REQUIRED TASK: Determine how many lines include the word "我的组织架构配置", then give that number and nothing more.

++++ DATA SHOWN ++++

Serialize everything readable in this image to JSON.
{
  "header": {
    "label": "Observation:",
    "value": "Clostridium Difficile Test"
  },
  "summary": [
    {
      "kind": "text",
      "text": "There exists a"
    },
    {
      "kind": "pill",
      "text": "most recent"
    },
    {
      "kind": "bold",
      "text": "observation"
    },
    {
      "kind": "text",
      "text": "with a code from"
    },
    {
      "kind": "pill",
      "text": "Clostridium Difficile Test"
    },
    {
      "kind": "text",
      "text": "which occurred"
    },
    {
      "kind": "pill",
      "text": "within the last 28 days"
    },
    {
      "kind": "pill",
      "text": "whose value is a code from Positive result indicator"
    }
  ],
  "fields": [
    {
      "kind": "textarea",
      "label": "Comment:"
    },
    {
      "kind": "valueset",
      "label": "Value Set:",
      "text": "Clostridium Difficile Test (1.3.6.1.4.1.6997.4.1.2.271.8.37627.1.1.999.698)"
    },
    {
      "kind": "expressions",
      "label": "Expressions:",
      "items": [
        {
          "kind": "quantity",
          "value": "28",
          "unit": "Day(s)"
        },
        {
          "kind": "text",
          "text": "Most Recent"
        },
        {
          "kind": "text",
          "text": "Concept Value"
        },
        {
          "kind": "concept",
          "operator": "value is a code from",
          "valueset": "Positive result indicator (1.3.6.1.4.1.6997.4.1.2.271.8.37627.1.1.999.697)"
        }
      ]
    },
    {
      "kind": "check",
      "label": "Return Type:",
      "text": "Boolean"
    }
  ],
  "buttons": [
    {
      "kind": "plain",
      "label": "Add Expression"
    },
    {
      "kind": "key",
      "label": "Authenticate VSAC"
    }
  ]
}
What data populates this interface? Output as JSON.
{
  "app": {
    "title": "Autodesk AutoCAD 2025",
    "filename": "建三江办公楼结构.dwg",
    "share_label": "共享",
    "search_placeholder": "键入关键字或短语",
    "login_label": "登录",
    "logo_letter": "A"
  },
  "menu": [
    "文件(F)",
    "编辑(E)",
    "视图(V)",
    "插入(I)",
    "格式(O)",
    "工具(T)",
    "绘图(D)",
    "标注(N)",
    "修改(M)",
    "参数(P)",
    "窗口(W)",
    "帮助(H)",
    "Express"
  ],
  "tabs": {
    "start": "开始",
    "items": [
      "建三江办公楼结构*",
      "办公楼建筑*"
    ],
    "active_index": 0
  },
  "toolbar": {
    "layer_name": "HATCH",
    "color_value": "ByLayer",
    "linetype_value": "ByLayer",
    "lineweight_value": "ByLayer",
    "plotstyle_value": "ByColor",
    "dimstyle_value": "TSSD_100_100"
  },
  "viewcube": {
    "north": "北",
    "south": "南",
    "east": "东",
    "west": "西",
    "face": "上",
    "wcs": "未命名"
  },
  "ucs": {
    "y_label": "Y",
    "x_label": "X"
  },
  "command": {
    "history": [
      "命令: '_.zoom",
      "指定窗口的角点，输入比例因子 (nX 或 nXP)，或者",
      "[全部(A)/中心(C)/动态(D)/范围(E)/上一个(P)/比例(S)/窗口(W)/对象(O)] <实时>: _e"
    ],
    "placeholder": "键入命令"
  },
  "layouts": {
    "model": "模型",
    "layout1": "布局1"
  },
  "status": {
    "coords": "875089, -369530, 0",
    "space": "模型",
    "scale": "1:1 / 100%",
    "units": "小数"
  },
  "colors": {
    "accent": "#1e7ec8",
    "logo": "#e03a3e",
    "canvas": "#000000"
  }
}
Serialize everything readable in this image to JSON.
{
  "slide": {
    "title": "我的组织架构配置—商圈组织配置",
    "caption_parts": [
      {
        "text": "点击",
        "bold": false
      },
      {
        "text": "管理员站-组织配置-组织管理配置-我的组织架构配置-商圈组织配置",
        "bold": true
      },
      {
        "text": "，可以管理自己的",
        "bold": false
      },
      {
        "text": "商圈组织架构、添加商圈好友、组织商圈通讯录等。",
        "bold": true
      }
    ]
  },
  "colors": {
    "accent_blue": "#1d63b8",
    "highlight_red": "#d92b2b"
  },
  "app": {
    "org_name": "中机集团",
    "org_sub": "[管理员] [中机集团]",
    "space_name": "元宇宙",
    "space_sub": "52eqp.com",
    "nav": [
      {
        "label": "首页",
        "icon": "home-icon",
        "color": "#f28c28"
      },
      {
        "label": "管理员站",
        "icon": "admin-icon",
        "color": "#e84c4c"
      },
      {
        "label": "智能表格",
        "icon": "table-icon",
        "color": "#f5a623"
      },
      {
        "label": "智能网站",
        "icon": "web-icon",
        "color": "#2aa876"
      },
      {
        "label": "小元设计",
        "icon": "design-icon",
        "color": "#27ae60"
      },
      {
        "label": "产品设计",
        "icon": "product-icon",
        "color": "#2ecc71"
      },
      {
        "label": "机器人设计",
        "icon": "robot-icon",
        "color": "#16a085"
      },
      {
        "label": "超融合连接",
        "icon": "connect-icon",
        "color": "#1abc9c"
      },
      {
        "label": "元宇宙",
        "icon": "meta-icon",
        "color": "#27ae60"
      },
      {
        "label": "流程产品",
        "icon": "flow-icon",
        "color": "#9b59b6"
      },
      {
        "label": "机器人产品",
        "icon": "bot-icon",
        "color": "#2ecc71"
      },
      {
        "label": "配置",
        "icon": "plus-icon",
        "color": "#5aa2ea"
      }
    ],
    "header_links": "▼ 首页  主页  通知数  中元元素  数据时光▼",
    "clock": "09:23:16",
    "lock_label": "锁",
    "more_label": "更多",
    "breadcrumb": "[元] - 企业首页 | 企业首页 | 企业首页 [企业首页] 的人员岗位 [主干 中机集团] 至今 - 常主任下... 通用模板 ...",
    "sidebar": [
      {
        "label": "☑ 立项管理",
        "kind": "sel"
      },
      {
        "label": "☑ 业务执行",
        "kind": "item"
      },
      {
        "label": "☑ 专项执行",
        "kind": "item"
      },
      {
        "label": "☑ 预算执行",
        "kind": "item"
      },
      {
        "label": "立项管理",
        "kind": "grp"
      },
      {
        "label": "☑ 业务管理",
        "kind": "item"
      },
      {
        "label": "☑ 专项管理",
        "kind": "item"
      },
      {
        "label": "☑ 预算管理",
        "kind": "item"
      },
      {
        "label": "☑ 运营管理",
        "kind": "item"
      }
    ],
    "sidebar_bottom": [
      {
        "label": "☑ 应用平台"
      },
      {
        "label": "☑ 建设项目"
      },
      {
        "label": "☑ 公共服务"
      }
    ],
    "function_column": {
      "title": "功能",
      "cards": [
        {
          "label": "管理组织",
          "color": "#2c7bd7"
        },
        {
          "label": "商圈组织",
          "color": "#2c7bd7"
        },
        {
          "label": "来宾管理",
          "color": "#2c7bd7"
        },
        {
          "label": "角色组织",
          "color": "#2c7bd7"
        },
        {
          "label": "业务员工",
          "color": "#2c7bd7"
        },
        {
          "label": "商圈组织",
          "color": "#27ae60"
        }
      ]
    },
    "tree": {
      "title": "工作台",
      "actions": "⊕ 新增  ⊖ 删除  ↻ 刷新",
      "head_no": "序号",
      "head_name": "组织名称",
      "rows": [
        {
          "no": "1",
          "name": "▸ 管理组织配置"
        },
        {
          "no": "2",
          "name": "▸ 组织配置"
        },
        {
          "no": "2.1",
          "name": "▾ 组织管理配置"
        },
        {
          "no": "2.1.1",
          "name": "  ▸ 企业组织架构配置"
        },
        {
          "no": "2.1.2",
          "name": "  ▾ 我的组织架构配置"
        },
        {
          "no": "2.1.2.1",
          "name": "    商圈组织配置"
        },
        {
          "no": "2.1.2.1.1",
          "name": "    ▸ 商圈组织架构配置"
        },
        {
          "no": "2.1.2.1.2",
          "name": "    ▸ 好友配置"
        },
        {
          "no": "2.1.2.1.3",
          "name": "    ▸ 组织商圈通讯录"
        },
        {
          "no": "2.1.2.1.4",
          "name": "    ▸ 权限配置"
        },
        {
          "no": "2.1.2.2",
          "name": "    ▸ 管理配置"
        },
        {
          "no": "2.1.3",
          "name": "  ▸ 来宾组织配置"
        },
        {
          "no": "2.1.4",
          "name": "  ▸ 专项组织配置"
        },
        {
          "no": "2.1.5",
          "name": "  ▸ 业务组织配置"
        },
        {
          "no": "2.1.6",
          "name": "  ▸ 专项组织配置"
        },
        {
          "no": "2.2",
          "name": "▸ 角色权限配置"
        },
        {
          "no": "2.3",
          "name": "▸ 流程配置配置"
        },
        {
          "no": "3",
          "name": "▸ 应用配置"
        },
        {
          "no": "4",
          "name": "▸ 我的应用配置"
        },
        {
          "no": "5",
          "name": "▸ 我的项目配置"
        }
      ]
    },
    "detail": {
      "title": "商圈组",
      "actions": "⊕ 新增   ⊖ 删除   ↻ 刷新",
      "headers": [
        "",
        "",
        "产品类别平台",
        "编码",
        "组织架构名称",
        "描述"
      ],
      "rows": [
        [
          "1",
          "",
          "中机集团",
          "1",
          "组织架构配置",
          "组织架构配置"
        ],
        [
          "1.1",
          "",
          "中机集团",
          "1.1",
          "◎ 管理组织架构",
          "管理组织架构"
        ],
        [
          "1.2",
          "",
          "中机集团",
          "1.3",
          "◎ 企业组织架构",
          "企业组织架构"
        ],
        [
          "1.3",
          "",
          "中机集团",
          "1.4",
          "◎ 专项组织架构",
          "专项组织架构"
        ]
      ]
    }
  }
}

++++

RESPONSE TO THE TASK: 3